Short task » Copy every line that contains the string "surprise" from the entries below.

Given records »
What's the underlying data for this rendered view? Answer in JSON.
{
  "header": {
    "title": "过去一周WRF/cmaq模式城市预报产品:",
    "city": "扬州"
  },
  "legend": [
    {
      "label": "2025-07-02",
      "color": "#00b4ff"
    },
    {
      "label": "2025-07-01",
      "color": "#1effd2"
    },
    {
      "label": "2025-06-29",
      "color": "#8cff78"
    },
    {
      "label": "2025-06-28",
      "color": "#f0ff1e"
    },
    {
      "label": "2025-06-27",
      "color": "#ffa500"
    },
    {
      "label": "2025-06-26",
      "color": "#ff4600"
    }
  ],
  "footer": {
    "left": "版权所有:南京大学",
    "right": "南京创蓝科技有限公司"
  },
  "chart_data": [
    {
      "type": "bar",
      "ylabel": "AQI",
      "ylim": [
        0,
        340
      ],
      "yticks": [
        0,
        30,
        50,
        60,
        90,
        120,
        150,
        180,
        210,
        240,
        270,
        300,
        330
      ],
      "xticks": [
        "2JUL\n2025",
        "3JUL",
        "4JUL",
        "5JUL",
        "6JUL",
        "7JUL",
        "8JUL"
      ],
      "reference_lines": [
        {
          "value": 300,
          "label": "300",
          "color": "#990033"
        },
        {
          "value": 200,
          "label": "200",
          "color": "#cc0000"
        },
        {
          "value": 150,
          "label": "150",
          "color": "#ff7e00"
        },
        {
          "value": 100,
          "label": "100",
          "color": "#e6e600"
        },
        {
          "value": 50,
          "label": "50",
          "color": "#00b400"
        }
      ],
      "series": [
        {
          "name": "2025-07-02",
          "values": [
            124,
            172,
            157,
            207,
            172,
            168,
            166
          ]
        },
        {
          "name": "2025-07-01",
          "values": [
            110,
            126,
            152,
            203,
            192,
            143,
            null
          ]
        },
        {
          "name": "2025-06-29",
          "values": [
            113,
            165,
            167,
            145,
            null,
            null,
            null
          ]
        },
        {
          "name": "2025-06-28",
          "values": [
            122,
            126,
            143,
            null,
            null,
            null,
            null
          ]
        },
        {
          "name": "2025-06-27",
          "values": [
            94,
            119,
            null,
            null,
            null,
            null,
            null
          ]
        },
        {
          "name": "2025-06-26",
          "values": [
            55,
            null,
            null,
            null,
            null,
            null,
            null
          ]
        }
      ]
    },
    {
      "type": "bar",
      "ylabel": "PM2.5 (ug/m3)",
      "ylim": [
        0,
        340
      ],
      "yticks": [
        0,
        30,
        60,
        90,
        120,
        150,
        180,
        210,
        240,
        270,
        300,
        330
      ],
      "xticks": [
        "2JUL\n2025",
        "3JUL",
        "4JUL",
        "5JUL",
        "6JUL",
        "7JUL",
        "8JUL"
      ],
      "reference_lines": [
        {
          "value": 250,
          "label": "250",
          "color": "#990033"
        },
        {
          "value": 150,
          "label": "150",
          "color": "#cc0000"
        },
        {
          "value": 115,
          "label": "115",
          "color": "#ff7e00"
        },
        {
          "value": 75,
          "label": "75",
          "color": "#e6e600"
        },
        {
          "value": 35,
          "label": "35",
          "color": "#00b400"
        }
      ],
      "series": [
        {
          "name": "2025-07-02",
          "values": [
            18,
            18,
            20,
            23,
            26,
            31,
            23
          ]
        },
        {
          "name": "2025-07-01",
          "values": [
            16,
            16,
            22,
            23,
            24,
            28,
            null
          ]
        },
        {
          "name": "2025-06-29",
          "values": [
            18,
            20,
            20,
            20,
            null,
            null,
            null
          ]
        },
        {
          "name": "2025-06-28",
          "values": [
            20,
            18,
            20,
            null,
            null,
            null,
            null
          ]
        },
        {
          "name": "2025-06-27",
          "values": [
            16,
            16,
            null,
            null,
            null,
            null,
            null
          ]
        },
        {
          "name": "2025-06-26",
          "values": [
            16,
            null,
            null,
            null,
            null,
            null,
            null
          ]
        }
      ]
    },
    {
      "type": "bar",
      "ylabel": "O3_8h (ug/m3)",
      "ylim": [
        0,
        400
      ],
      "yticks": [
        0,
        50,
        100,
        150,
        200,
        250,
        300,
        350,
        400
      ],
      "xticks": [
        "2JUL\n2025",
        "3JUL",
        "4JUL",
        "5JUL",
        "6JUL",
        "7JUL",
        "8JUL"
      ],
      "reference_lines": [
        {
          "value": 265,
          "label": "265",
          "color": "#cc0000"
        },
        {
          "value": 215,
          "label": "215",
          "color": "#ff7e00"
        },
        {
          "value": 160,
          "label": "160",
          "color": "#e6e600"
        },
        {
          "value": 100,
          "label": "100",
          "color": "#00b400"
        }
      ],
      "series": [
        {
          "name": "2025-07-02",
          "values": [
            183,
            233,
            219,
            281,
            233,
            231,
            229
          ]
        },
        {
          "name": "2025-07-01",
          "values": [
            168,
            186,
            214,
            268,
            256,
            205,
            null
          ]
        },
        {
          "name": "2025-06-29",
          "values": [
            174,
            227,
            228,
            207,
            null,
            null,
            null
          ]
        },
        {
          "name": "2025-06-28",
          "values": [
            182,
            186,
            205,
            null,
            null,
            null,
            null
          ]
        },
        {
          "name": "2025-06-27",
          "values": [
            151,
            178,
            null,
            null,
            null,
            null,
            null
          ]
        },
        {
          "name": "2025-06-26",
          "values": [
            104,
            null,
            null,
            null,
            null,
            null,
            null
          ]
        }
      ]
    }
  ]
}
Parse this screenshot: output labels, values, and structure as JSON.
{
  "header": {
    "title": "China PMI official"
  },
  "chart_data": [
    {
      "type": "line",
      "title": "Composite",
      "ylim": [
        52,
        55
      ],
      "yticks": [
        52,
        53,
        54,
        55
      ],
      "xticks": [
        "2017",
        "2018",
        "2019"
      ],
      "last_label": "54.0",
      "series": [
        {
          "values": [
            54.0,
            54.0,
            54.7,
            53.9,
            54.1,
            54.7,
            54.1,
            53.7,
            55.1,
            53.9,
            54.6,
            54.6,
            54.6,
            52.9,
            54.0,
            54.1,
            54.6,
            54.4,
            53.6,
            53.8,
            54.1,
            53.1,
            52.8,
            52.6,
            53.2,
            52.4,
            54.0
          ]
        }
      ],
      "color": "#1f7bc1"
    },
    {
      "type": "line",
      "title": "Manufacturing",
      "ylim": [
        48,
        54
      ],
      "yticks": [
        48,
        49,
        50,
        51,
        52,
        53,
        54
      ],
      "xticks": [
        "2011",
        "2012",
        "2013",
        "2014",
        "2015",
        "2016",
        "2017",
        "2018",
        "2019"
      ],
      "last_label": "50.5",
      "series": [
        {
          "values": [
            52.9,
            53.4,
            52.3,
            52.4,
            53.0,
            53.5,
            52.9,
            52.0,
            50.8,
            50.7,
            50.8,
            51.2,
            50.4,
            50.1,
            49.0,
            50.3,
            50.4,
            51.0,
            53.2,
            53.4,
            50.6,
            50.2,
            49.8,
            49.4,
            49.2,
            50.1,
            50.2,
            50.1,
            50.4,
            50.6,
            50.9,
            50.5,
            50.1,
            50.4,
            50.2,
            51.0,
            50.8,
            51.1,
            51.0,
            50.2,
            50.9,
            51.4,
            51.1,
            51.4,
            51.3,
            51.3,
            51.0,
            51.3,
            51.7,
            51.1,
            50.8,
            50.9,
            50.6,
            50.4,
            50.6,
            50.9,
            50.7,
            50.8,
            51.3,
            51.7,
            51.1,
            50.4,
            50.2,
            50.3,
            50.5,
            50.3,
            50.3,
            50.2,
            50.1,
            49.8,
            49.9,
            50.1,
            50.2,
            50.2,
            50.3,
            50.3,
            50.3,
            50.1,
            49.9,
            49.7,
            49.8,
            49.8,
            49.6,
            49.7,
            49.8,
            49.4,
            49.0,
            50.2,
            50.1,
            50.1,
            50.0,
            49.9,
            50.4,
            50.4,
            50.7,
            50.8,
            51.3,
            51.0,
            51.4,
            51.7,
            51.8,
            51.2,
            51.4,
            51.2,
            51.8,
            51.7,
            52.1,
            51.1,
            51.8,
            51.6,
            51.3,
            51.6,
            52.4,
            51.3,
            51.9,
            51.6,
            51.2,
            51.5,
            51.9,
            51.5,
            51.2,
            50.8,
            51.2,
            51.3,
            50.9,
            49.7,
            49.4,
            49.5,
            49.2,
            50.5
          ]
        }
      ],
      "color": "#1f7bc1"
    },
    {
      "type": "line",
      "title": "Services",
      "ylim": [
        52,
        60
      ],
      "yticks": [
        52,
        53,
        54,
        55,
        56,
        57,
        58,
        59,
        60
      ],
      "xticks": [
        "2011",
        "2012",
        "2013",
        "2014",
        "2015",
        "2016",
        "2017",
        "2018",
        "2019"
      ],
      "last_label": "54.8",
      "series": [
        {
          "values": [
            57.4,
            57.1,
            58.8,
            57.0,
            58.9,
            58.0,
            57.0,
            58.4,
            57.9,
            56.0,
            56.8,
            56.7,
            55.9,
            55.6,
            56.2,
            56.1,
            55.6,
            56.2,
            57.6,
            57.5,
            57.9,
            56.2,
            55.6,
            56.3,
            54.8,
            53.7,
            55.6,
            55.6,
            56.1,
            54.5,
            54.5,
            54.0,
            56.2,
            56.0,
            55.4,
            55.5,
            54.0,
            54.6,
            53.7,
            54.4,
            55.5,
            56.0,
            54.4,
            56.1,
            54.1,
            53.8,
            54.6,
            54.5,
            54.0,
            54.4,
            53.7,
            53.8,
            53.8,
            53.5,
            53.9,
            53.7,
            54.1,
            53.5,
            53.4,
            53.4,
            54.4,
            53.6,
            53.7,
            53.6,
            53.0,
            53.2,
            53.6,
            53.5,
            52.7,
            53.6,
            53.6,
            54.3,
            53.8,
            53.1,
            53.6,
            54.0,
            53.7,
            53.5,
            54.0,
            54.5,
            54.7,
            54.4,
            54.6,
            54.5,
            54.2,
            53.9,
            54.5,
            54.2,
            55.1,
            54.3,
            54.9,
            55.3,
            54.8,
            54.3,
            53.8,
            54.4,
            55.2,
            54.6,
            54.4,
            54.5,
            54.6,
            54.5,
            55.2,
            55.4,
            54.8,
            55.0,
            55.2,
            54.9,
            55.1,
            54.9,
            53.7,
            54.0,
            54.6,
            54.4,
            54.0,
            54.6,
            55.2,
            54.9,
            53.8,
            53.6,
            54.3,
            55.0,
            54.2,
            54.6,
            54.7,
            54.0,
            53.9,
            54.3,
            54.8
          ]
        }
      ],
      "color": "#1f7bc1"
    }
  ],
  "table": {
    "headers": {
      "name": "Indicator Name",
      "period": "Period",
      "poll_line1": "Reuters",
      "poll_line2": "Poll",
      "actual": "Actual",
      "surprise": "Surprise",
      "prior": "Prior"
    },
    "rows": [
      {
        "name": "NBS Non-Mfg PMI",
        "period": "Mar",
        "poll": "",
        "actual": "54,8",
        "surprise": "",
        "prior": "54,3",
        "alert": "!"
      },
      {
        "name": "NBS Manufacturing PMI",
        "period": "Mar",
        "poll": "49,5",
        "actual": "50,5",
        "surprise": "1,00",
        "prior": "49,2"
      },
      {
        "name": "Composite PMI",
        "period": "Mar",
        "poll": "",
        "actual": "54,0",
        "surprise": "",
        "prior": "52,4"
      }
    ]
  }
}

Exercise result »
      "surprise": "Surprise",
        "surprise": "",
        "surprise": "1,00",
        "surprise": "",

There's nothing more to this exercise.